> **Information given**:
»»

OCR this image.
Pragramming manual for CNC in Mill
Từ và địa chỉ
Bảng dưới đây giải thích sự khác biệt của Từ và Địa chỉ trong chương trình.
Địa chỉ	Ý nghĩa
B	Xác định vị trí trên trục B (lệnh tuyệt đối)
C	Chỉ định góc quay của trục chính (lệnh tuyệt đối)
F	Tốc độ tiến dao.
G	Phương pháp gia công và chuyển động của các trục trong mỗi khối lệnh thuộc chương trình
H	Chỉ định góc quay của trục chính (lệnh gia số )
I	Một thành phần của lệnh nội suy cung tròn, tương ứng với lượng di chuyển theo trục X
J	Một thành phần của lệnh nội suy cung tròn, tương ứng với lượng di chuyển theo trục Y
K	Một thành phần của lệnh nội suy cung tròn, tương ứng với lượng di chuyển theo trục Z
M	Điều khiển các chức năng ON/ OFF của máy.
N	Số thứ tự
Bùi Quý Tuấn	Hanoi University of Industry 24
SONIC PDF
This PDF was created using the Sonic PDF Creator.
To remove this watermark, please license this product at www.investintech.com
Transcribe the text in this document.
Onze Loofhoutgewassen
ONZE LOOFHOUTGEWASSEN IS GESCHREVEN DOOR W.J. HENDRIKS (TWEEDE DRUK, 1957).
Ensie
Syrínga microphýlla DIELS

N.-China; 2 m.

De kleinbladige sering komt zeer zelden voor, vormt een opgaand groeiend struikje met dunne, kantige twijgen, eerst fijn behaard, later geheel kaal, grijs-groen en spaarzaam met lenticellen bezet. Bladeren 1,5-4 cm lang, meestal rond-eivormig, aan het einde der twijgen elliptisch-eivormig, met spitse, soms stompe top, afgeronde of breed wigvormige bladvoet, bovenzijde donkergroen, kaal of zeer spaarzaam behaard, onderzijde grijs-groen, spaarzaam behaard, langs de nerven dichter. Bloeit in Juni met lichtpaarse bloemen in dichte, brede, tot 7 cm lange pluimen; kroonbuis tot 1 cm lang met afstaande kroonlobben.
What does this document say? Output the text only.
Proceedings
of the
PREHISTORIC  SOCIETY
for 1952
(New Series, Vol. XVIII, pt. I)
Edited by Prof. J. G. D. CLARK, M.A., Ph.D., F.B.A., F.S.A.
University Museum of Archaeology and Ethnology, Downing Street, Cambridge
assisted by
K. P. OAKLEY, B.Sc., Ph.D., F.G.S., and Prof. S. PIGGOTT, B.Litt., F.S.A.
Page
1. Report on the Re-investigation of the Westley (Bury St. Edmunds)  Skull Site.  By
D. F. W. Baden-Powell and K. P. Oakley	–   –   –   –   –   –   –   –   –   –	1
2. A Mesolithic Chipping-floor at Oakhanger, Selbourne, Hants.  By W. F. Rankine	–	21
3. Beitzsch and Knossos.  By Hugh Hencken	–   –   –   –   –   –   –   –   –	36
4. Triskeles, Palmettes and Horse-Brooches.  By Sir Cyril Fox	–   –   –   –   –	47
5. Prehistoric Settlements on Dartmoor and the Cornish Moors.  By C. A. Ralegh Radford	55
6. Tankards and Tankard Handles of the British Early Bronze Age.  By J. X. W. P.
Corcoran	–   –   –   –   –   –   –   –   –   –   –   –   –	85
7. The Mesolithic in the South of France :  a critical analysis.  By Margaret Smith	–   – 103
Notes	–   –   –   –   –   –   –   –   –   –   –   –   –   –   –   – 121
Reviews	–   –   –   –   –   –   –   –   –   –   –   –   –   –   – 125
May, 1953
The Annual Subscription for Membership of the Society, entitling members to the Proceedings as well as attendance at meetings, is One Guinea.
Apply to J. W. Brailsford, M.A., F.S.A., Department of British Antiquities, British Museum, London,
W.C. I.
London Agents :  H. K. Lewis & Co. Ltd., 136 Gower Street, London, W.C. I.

««

> **Direction**: Copy out each record, keeping every word as it is.

> **Reply to the exercise**:
OCR this image.
Pragramming manual for CNC in Mill
Từ và địa chỉ
Bảng dưới đây giải thích sự khác biệt của Từ và Địa chỉ trong chương trình.
Địa chỉ	Ý nghĩa
B	Xác định vị trí trên trục B (lệnh tuyệt đối)
C	Chỉ định góc quay của trục chính (lệnh tuyệt đối)
F	Tốc độ tiến dao.
G	Phương pháp gia công và chuyển động của các trục trong mỗi khối lệnh thuộc chương trình
H	Chỉ định góc quay của trục chính (lệnh gia số )
I	Một thành phần của lệnh nội suy cung tròn, tương ứng với lượng di chuyển theo trục X
J	Một thành phần của lệnh nội suy cung tròn, tương ứng với lượng di chuyển theo trục Y
K	Một thành phần của lệnh nội suy cung tròn, tương ứng với lượng di chuyển theo trục Z
M	Điều khiển các chức năng ON/ OFF của máy.
N	Số thứ tự
Bùi Quý Tuấn	Hanoi University of Industry 24
SONIC PDF
This PDF was created using the Sonic PDF Creator.
To remove this watermark, please license this product at www.investintech.com
Transcribe the text in this document.
Onze Loofhoutgewassen
ONZE LOOFHOUTGEWASSEN IS GESCHREVEN DOOR W.J. HENDRIKS (TWEEDE DRUK, 1957).
Ensie
Syrínga microphýlla DIELS

N.-China; 2 m.

De kleinbladige sering komt zeer zelden voor, vormt een opgaand groeiend struikje met dunne, kantige twijgen, eerst fijn behaard, later geheel kaal, grijs-groen en spaarzaam met lenticellen bezet. Bladeren 1,5-4 cm lang, meestal rond-eivormig, aan het einde der twijgen elliptisch-eivormig, met spitse, soms stompe top, afgeronde of breed wigvormige bladvoet, bovenzijde donkergroen, kaal of zeer spaarzaam behaard, onderzijde grijs-groen, spaarzaam behaard, langs de nerven dichter. Bloeit in Juni met lichtpaarse bloemen in dichte, brede, tot 7 cm lange pluimen; kroonbuis tot 1 cm lang met afstaande kroonlobben.
What does this document say? Output the text only.
Proceedings
of the
PREHISTORIC  SOCIETY
for 1952
(New Series, Vol. XVIII, pt. I)
Edited by Prof. J. G. D. CLARK, M.A., Ph.D., F.B.A., F.S.A.
University Museum of Archaeology and Ethnology, Downing Street, Cambridge
assisted by
K. P. OAKLEY, B.Sc., Ph.D., F.G.S., and Prof. S. PIGGOTT, B.Litt., F.S.A.
Page
1. Report on the Re-investigation of the Westley (Bury St. Edmunds)  Skull Site.  By
D. F. W. Baden-Powell and K. P. Oakley	–   –   –   –   –   –   –   –   –   –	1
2. A Mesolithic Chipping-floor at Oakhanger, Selbourne, Hants.  By W. F. Rankine	–	21
3. Beitzsch and Knossos.  By Hugh Hencken	–   –   –   –   –   –   –   –   –	36
4. Triskeles, Palmettes and Horse-Brooches.  By Sir Cyril Fox	–   –   –   –   –	47
5. Prehistoric Settlements on Dartmoor and the Cornish Moors.  By C. A. Ralegh Radford	55
6. Tankards and Tankard Handles of the British Early Bronze Age.  By J. X. W. P.
Corcoran	–   –   –   –   –   –   –   –   –   –   –   –   –	85
7. The Mesolithic in the South of France :  a critical analysis.  By Margaret Smith	–   – 103
Notes	–   –   –   –   –   –   –   –   –   –   –   –   –   –   –   – 121
Reviews	–   –   –   –   –   –   –   –   –   –   –   –   –   –   – 125
May, 1953
The Annual Subscription for Membership of the Society, entitling members to the Proceedings as well as attendance at meetings, is One Guinea.
Apply to J. W. Brailsford, M.A., F.S.A., Department of British Antiquities, British Museum, London,
W.C. I.
London Agents :  H. K. Lewis & Co. Ltd., 136 Gower Street, London, W.C. I.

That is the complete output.